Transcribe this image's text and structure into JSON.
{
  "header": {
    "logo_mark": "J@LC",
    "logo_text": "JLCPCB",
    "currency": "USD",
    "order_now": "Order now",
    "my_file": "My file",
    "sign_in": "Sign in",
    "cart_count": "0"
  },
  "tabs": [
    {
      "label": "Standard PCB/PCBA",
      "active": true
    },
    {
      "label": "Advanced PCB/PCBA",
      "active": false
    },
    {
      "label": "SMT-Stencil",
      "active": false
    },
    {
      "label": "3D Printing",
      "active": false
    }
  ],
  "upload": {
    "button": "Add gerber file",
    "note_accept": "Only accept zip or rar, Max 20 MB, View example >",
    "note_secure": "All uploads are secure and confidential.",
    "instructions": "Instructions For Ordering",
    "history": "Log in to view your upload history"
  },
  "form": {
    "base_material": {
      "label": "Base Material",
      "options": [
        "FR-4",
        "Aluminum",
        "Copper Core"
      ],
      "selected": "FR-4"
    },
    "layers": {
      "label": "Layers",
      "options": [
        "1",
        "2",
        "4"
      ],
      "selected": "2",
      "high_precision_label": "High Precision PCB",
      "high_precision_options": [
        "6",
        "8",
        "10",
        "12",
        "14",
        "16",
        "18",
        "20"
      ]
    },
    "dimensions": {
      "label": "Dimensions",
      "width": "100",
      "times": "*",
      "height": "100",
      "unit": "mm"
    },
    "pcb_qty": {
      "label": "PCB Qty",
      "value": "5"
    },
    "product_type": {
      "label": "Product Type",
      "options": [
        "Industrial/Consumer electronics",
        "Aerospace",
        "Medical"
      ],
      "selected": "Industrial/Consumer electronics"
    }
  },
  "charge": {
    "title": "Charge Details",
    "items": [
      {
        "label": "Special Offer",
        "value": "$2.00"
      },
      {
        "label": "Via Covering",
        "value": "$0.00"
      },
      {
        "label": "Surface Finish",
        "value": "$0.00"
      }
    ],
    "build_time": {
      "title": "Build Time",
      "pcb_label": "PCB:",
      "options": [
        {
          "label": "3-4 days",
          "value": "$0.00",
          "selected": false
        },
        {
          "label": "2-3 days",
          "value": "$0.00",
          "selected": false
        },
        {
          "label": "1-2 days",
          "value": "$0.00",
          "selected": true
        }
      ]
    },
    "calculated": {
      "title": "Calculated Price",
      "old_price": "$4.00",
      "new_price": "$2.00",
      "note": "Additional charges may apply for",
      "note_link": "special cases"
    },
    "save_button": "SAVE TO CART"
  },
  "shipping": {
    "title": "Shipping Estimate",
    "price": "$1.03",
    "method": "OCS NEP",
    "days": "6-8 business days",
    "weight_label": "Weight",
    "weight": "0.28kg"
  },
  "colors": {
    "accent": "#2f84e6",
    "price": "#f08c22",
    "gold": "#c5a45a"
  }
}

▬▬▬▬▬▬▬▬▬▬

THE PROBLEM - Copy every line of the listing that contains the word "days".

SOLVED PROBLEM -
          "label": "3-4 days",
          "label": "2-3 days",
          "label": "1-2 days",
    "days": "6-8 business days",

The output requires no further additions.